__Given instruction__
Copy out each line in the material below that has the word "jpeg".

__Records supplied__
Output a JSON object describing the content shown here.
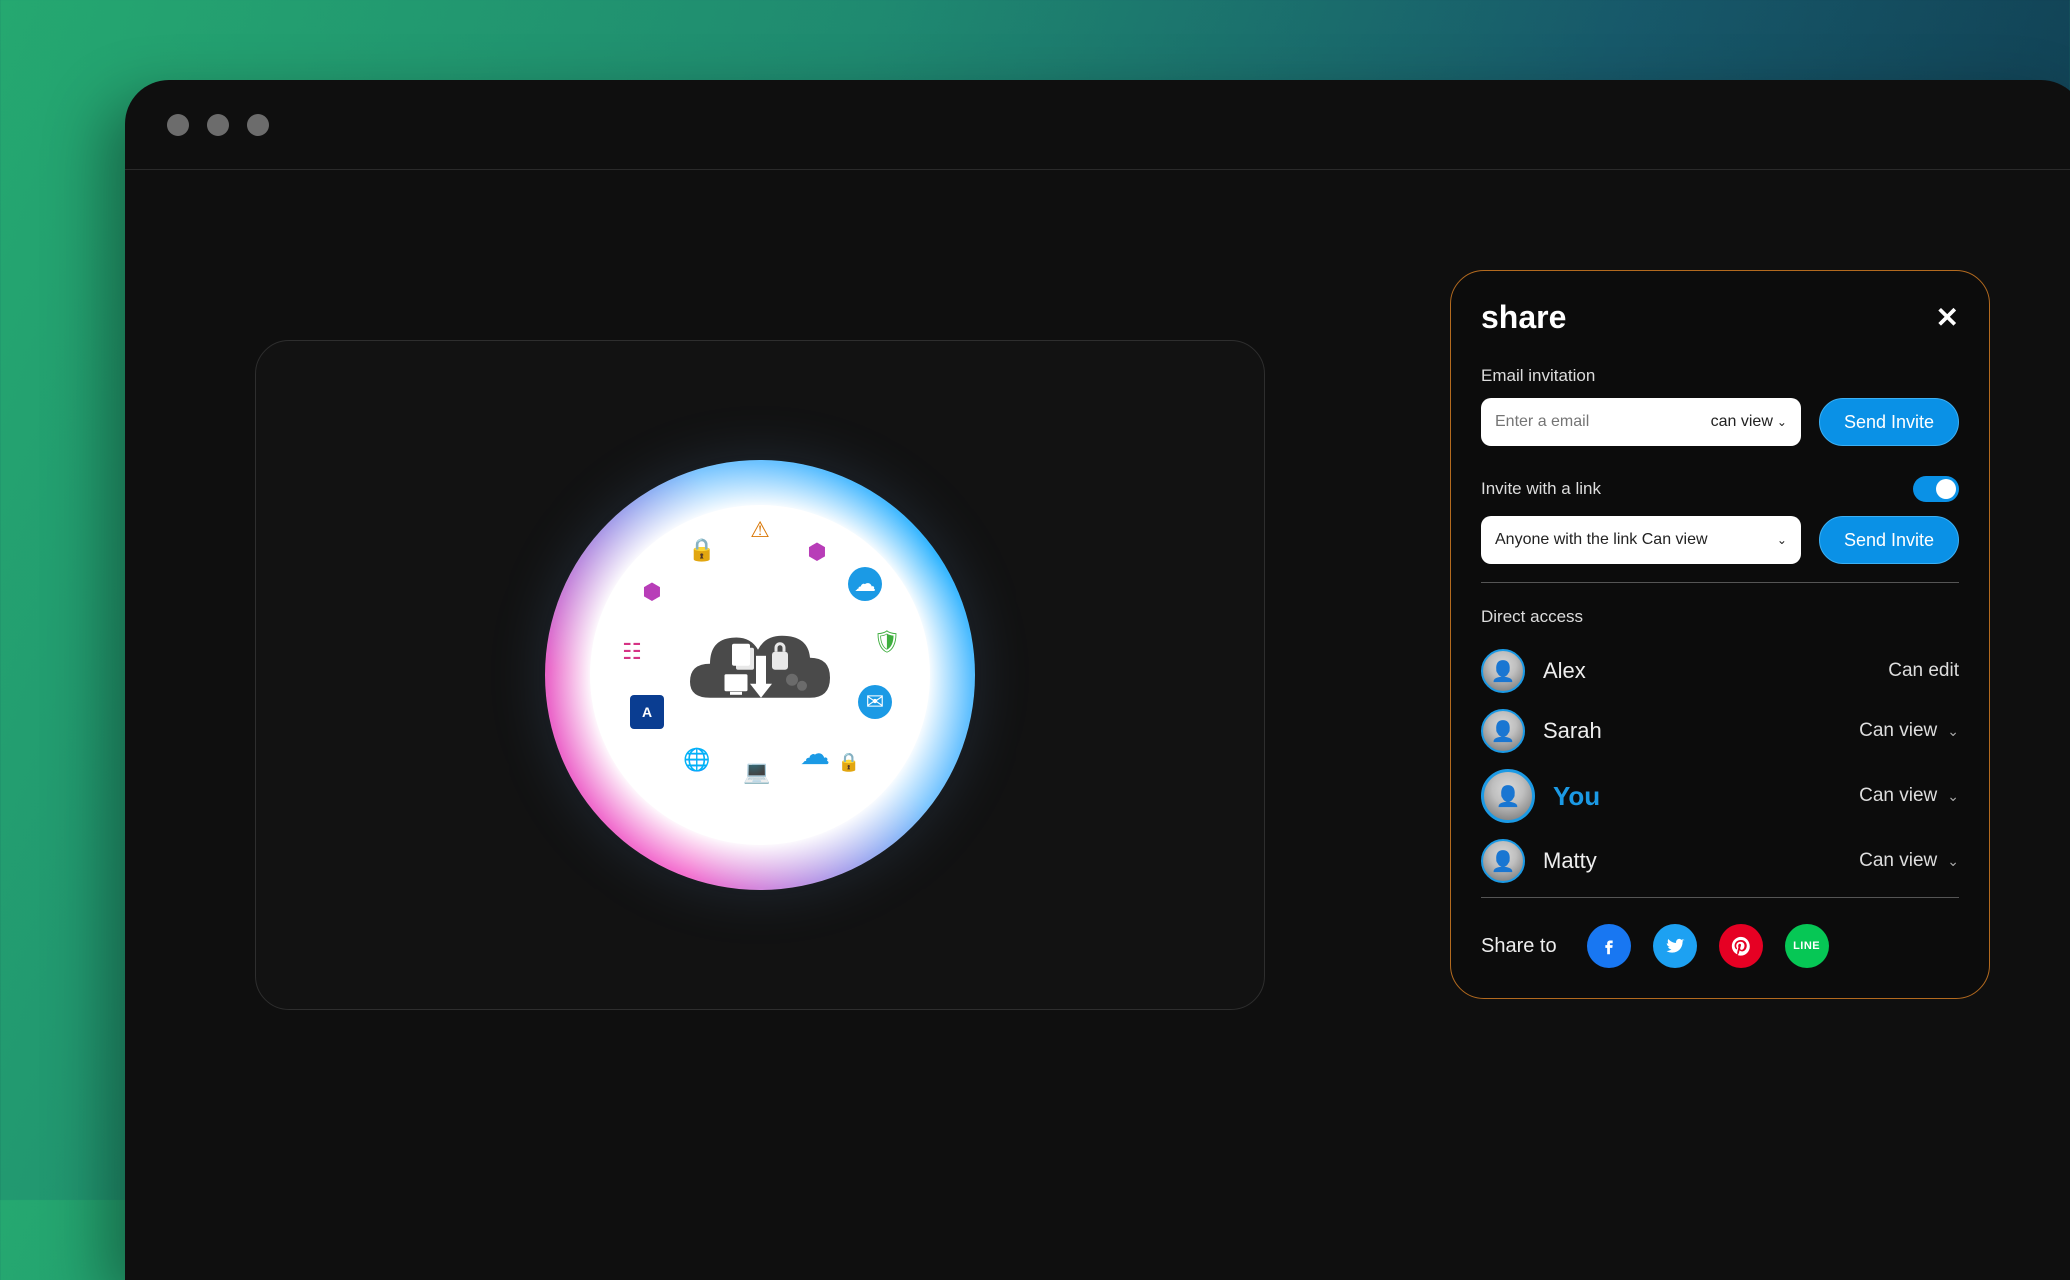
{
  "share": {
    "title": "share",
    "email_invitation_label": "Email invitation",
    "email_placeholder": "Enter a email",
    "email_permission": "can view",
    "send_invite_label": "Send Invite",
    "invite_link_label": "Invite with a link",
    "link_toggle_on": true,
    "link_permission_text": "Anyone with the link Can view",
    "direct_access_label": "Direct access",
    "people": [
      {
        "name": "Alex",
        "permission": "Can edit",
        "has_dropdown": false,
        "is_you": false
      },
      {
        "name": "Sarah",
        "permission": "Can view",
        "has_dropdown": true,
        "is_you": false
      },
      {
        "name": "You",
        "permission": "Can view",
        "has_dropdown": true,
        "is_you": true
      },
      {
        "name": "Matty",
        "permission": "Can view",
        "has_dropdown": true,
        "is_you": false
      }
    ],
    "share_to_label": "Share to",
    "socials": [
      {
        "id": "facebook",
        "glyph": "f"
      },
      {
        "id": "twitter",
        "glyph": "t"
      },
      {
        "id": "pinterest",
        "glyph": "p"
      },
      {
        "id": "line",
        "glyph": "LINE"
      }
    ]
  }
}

---

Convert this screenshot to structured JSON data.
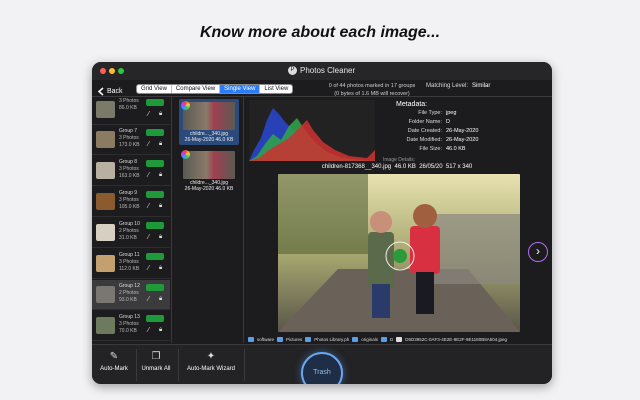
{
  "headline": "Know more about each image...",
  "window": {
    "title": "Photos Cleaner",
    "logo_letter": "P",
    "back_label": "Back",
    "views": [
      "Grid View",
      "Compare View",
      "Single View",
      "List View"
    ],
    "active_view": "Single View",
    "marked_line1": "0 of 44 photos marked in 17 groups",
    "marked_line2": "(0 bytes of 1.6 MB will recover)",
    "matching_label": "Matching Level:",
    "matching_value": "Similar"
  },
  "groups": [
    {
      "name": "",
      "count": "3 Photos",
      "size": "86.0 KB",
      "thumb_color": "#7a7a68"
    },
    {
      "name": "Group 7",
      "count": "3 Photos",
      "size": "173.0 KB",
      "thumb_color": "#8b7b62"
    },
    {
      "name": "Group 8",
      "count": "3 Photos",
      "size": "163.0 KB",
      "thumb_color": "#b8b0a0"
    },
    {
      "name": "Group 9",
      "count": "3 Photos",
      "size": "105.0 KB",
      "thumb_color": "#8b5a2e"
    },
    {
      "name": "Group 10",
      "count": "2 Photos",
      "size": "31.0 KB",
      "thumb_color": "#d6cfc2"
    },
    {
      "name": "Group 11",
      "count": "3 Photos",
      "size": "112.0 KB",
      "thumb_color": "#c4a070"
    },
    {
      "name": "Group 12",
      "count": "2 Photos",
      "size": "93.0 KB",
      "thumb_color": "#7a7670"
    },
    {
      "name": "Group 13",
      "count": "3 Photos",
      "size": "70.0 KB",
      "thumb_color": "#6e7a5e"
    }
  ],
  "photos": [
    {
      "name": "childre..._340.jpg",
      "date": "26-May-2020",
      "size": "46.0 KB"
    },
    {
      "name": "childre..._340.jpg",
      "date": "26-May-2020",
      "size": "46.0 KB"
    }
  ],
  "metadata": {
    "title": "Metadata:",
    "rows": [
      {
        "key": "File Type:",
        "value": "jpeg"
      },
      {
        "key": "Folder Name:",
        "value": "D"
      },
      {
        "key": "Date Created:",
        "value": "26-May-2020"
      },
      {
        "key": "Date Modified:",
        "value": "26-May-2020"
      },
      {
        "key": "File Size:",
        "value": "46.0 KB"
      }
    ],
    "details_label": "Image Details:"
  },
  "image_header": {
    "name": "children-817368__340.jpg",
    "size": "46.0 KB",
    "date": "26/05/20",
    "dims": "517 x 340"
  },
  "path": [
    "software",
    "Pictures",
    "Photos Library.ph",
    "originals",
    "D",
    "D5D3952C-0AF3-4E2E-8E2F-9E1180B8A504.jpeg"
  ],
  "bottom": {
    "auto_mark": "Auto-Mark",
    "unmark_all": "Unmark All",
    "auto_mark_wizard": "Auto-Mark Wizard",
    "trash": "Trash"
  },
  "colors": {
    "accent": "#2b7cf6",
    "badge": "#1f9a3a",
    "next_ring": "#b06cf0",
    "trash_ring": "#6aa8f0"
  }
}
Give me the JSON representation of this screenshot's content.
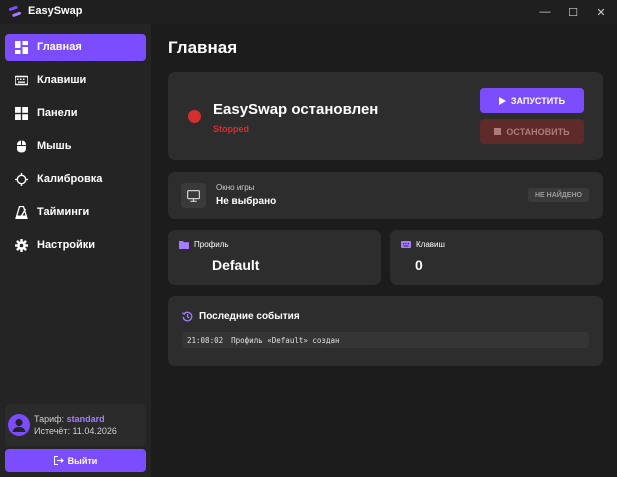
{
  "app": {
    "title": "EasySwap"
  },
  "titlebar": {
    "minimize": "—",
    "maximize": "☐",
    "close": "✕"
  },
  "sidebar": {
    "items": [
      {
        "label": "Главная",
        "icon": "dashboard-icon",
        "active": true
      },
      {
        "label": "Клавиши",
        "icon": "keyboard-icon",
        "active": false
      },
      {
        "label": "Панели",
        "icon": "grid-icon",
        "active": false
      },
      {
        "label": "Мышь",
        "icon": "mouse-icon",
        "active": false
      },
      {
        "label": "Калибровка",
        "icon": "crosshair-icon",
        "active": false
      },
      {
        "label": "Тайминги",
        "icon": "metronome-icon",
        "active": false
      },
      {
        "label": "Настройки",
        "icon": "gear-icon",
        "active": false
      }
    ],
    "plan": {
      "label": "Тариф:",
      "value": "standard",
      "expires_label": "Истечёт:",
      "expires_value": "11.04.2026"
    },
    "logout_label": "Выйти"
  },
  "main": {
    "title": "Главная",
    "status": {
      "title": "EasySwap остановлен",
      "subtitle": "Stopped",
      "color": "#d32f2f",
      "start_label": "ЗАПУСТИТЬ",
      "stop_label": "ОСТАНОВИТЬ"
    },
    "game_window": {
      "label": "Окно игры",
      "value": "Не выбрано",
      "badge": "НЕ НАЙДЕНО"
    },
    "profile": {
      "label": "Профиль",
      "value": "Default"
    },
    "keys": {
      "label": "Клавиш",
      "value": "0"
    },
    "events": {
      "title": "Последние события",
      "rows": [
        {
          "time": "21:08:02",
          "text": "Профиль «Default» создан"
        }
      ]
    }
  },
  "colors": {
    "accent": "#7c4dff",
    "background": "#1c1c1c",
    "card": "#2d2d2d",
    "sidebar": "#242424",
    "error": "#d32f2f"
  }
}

__The completed task__
        "value": "jpeg"
    "D5D3952C-0AF3-4E2E-8E2F-9E1180B8A504.jpeg"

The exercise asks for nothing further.